Gather all lines containing the string "gras" and copy them out.

>> BEGIN

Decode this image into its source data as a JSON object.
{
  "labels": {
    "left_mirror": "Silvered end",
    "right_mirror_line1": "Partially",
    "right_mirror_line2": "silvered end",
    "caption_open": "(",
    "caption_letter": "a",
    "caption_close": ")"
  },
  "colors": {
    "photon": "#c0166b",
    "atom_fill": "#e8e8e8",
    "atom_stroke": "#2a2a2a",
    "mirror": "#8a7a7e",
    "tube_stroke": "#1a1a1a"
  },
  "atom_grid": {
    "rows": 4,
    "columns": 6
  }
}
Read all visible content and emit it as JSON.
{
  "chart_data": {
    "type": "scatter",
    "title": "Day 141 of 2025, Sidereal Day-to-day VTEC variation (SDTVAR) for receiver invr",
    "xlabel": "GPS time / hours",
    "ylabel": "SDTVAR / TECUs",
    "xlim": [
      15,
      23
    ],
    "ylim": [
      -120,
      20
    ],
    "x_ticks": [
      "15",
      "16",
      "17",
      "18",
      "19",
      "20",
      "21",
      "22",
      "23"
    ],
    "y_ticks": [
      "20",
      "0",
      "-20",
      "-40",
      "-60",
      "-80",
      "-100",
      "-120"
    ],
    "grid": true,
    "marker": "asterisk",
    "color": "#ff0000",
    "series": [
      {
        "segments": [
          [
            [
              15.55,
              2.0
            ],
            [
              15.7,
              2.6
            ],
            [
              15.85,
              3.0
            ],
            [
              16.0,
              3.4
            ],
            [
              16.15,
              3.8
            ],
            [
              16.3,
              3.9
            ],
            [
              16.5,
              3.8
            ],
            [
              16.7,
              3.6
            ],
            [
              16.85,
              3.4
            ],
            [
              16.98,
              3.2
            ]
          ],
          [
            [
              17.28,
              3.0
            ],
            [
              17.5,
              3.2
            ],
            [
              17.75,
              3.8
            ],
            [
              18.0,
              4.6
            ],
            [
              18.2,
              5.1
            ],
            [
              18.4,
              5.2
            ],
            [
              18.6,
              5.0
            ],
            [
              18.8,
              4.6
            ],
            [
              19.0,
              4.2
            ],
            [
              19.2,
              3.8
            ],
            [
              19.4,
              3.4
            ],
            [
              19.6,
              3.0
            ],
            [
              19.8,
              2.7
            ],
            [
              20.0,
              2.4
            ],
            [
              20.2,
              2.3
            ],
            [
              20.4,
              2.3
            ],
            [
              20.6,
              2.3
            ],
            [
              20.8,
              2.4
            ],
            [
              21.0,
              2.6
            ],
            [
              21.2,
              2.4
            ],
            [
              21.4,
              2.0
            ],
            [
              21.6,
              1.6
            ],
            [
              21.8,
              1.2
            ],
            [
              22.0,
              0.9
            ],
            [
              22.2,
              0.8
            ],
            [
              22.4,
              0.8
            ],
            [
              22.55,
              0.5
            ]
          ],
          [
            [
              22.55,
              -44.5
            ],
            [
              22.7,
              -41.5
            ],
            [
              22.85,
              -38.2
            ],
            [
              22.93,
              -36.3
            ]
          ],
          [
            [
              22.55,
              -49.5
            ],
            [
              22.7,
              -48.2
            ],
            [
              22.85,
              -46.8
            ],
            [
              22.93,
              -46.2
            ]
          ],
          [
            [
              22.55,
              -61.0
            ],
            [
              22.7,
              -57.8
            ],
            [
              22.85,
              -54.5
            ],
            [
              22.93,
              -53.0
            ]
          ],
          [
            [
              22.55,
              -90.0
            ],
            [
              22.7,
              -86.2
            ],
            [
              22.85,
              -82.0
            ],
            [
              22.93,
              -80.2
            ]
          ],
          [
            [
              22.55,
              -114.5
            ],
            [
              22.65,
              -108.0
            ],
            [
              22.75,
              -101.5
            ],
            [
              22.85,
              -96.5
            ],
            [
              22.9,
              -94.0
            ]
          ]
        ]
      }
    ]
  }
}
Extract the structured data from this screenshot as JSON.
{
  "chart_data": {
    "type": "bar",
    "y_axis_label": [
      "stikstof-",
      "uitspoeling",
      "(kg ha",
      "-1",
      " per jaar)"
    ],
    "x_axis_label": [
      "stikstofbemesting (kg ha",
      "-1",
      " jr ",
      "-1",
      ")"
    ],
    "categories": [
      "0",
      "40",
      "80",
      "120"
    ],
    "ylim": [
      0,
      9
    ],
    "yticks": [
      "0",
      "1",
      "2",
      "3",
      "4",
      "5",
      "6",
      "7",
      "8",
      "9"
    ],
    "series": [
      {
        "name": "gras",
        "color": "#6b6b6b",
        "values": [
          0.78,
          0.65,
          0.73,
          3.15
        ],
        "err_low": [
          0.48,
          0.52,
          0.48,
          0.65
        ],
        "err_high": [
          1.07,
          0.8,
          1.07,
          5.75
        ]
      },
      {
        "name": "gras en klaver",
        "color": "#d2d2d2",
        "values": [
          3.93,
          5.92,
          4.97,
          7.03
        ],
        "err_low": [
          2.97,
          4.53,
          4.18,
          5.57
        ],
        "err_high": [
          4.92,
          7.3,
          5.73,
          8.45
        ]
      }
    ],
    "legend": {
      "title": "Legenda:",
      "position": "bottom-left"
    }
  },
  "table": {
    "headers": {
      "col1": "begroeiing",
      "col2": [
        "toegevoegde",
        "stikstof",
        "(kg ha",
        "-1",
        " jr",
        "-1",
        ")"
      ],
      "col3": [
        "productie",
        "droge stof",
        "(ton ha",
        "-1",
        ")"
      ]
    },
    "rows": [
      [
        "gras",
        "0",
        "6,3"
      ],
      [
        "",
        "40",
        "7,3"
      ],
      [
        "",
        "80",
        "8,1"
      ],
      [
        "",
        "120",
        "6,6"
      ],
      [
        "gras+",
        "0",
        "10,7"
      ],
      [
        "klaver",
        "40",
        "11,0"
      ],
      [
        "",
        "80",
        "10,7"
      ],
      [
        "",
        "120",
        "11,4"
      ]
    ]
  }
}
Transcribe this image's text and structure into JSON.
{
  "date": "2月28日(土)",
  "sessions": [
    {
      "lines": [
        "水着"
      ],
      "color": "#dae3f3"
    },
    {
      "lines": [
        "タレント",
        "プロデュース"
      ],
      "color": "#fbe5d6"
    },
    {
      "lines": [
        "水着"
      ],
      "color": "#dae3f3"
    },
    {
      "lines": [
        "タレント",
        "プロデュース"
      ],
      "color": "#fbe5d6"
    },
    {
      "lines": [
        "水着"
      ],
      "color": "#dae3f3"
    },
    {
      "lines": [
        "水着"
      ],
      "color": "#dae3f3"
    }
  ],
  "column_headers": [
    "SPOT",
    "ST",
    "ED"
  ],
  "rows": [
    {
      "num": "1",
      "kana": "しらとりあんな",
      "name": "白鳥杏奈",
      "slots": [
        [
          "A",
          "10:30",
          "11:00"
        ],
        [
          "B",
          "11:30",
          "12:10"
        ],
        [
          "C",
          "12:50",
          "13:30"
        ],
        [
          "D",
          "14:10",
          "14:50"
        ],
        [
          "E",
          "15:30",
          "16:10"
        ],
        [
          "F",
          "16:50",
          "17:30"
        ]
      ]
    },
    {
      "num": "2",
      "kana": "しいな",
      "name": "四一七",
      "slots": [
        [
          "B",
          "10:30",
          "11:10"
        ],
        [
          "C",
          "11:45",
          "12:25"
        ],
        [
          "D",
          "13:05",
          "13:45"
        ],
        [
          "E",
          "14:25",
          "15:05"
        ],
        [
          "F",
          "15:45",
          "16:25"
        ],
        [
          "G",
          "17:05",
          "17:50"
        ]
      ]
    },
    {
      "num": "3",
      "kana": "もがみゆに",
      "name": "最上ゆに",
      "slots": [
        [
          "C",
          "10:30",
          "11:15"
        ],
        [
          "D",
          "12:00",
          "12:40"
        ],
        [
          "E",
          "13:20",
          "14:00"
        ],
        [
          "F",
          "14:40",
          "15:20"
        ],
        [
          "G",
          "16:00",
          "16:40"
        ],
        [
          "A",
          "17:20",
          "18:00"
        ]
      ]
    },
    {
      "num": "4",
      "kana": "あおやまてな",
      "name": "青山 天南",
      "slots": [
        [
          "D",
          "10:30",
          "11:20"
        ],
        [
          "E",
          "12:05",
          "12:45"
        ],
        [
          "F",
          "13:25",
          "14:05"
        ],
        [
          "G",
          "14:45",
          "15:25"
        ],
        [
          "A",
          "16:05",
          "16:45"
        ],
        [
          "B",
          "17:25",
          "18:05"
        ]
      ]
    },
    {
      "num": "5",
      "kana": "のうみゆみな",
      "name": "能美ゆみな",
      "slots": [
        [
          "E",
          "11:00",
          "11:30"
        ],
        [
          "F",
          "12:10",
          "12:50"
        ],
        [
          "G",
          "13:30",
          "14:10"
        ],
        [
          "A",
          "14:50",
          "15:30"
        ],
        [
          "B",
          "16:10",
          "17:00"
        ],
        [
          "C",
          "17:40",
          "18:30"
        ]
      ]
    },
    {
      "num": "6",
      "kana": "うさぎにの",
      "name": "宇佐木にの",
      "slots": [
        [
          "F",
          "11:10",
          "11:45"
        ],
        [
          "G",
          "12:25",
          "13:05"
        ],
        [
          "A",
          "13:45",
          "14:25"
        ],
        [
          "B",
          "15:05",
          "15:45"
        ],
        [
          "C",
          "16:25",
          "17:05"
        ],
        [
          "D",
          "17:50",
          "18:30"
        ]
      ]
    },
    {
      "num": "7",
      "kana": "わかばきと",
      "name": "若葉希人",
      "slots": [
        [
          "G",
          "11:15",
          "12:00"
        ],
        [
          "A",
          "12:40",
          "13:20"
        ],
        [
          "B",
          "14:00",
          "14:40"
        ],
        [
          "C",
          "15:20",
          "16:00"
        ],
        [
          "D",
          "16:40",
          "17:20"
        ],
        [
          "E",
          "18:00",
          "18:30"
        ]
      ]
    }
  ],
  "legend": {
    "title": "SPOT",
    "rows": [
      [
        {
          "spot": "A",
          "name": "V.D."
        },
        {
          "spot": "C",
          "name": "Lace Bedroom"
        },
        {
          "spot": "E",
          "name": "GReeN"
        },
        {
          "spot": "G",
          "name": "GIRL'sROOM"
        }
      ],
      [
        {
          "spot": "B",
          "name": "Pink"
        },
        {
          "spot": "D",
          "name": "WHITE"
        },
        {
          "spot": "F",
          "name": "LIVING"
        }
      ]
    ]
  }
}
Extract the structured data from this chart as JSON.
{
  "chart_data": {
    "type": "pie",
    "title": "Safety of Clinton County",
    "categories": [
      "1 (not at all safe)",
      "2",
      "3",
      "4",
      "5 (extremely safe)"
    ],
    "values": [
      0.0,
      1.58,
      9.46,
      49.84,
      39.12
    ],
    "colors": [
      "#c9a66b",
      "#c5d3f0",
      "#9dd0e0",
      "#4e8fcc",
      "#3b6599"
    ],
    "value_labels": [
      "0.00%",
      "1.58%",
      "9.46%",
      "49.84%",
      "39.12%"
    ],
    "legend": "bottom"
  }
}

>> END

» **EXERCISE RESPONSE**
        "name": "gras",
        "name": "gras en klaver",
        "gras",
        "gras+",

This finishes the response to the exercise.